Write the records out again, precisely as they stand.

Figure record listings
-- start --

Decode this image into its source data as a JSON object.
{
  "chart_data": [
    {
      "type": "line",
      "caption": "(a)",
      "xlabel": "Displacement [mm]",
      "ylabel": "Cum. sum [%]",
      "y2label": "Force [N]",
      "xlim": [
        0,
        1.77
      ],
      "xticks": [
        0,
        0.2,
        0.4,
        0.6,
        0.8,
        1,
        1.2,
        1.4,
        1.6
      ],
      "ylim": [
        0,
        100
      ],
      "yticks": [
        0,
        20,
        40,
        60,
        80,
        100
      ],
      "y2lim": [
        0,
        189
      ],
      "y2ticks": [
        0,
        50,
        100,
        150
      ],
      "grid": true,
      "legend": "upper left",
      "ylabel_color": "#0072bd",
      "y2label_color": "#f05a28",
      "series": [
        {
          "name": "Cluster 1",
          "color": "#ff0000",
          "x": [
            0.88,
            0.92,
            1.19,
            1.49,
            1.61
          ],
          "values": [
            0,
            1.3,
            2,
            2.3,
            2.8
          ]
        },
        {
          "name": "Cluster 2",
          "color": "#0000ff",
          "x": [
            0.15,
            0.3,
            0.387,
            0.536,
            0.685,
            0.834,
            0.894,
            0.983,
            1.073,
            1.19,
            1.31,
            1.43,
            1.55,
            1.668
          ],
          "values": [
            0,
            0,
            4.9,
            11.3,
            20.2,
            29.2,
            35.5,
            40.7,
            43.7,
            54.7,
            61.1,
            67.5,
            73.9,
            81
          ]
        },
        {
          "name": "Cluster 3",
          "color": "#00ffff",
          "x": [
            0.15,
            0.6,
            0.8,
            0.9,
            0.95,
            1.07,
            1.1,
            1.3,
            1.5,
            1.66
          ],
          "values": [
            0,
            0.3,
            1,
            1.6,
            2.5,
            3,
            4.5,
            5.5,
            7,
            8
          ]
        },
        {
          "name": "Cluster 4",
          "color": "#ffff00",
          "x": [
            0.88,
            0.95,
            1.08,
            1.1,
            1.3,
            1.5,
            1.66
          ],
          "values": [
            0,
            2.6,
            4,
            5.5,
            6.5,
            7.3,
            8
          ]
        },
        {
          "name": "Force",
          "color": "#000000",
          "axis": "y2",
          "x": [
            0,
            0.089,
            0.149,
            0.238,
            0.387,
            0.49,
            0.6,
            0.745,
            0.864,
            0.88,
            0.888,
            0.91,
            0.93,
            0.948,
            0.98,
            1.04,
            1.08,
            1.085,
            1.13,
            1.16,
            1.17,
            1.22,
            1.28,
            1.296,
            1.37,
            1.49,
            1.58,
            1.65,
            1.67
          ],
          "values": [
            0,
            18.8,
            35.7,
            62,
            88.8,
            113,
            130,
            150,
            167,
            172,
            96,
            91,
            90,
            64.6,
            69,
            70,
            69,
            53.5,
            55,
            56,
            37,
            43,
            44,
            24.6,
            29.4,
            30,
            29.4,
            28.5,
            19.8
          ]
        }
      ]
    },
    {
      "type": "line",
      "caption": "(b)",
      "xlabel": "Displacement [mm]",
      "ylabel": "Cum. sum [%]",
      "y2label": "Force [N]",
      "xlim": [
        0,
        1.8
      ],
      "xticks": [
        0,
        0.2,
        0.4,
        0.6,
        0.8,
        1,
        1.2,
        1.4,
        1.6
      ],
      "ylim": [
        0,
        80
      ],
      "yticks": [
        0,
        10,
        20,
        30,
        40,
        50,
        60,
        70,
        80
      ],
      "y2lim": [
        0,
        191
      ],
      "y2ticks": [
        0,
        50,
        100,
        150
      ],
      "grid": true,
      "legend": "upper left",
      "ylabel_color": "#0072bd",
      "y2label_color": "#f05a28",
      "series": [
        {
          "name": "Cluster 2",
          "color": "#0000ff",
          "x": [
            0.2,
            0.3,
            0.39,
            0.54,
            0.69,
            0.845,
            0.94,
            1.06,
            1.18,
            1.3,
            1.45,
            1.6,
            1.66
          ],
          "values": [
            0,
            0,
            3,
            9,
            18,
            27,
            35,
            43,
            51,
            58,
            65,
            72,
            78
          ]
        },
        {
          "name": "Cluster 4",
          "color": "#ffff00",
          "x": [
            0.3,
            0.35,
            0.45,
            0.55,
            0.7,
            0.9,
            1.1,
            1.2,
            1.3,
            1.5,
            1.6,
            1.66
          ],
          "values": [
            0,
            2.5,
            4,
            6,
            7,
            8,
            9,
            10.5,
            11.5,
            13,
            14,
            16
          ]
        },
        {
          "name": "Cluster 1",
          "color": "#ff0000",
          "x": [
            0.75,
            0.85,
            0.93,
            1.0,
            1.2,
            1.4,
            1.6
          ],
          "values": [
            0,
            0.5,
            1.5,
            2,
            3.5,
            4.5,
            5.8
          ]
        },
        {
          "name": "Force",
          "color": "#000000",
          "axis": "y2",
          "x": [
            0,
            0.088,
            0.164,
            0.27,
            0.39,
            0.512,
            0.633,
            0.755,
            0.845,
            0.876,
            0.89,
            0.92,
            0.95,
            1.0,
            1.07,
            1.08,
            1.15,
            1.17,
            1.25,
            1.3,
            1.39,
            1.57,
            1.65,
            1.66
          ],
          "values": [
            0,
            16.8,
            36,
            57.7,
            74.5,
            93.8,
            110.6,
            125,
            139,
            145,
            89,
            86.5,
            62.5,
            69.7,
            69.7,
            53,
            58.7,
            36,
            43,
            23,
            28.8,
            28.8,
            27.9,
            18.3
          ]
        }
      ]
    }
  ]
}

-- end --

CORRECT RESULT
Decode this image into its source data as a JSON object.
{
  "chart_data": [
    {
      "type": "line",
      "caption": "(a)",
      "xlabel": "Displacement [mm]",
      "ylabel": "Cum. sum [%]",
      "y2label": "Force [N]",
      "xlim": [
        0,
        1.77
      ],
      "xticks": [
        0,
        0.2,
        0.4,
        0.6,
        0.8,
        1,
        1.2,
        1.4,
        1.6
      ],
      "ylim": [
        0,
        100
      ],
      "yticks": [
        0,
        20,
        40,
        60,
        80,
        100
      ],
      "y2lim": [
        0,
        189
      ],
      "y2ticks": [
        0,
        50,
        100,
        150
      ],
      "grid": true,
      "legend": "upper left",
      "ylabel_color": "#0072bd",
      "y2label_color": "#f05a28",
      "series": [
        {
          "name": "Cluster 1",
          "color": "#ff0000",
          "x": [
            0.88,
            0.92,
            1.19,
            1.49,
            1.61
          ],
          "values": [
            0,
            1.3,
            2,
            2.3,
            2.8
          ]
        },
        {
          "name": "Cluster 2",
          "color": "#0000ff",
          "x": [
            0.15,
            0.3,
            0.387,
            0.536,
            0.685,
            0.834,
            0.894,
            0.983,
            1.073,
            1.19,
            1.31,
            1.43,
            1.55,
            1.668
          ],
          "values": [
            0,
            0,
            4.9,
            11.3,
            20.2,
            29.2,
            35.5,
            40.7,
            43.7,
            54.7,
            61.1,
            67.5,
            73.9,
            81
          ]
        },
        {
          "name": "Cluster 3",
          "color": "#00ffff",
          "x": [
            0.15,
            0.6,
            0.8,
            0.9,
            0.95,
            1.07,
            1.1,
            1.3,
            1.5,
            1.66
          ],
          "values": [
            0,
            0.3,
            1,
            1.6,
            2.5,
            3,
            4.5,
            5.5,
            7,
            8
          ]
        },
        {
          "name": "Cluster 4",
          "color": "#ffff00",
          "x": [
            0.88,
            0.95,
            1.08,
            1.1,
            1.3,
            1.5,
            1.66
          ],
          "values": [
            0,
            2.6,
            4,
            5.5,
            6.5,
            7.3,
            8
          ]
        },
        {
          "name": "Force",
          "color": "#000000",
          "axis": "y2",
          "x": [
            0,
            0.089,
            0.149,
            0.238,
            0.387,
            0.49,
            0.6,
            0.745,
            0.864,
            0.88,
            0.888,
            0.91,
            0.93,
            0.948,
            0.98,
            1.04,
            1.08,
            1.085,
            1.13,
            1.16,
            1.17,
            1.22,
            1.28,
            1.296,
            1.37,
            1.49,
            1.58,
            1.65,
            1.67
          ],
          "values": [
            0,
            18.8,
            35.7,
            62,
            88.8,
            113,
            130,
            150,
            167,
            172,
            96,
            91,
            90,
            64.6,
            69,
            70,
            69,
            53.5,
            55,
            56,
            37,
            43,
            44,
            24.6,
            29.4,
            30,
            29.4,
            28.5,
            19.8
          ]
        }
      ]
    },
    {
      "type": "line",
      "caption": "(b)",
      "xlabel": "Displacement [mm]",
      "ylabel": "Cum. sum [%]",
      "y2label": "Force [N]",
      "xlim": [
        0,
        1.8
      ],
      "xticks": [
        0,
        0.2,
        0.4,
        0.6,
        0.8,
        1,
        1.2,
        1.4,
        1.6
      ],
      "ylim": [
        0,
        80
      ],
      "yticks": [
        0,
        10,
        20,
        30,
        40,
        50,
        60,
        70,
        80
      ],
      "y2lim": [
        0,
        191
      ],
      "y2ticks": [
        0,
        50,
        100,
        150
      ],
      "grid": true,
      "legend": "upper left",
      "ylabel_color": "#0072bd",
      "y2label_color": "#f05a28",
      "series": [
        {
          "name": "Cluster 2",
          "color": "#0000ff",
          "x": [
            0.2,
            0.3,
            0.39,
            0.54,
            0.69,
            0.845,
            0.94,
            1.06,
            1.18,
            1.3,
            1.45,
            1.6,
            1.66
          ],
          "values": [
            0,
            0,
            3,
            9,
            18,
            27,
            35,
            43,
            51,
            58,
            65,
            72,
            78
          ]
        },
        {
          "name": "Cluster 4",
          "color": "#ffff00",
          "x": [
            0.3,
            0.35,
            0.45,
            0.55,
            0.7,
            0.9,
            1.1,
            1.2,
            1.3,
            1.5,
            1.6,
            1.66
          ],
          "values": [
            0,
            2.5,
            4,
            6,
            7,
            8,
            9,
            10.5,
            11.5,
            13,
            14,
            16
          ]
        },
        {
          "name": "Cluster 1",
          "color": "#ff0000",
          "x": [
            0.75,
            0.85,
            0.93,
            1.0,
            1.2,
            1.4,
            1.6
          ],
          "values": [
            0,
            0.5,
            1.5,
            2,
            3.5,
            4.5,
            5.8
          ]
        },
        {
          "name": "Force",
          "color": "#000000",
          "axis": "y2",
          "x": [
            0,
            0.088,
            0.164,
            0.27,
            0.39,
            0.512,
            0.633,
            0.755,
            0.845,
            0.876,
            0.89,
            0.92,
            0.95,
            1.0,
            1.07,
            1.08,
            1.15,
            1.17,
            1.25,
            1.3,
            1.39,
            1.57,
            1.65,
            1.66
          ],
          "values": [
            0,
            16.8,
            36,
            57.7,
            74.5,
            93.8,
            110.6,
            125,
            139,
            145,
            89,
            86.5,
            62.5,
            69.7,
            69.7,
            53,
            58.7,
            36,
            43,
            23,
            28.8,
            28.8,
            27.9,
            18.3
          ]
        }
      ]
    }
  ]
}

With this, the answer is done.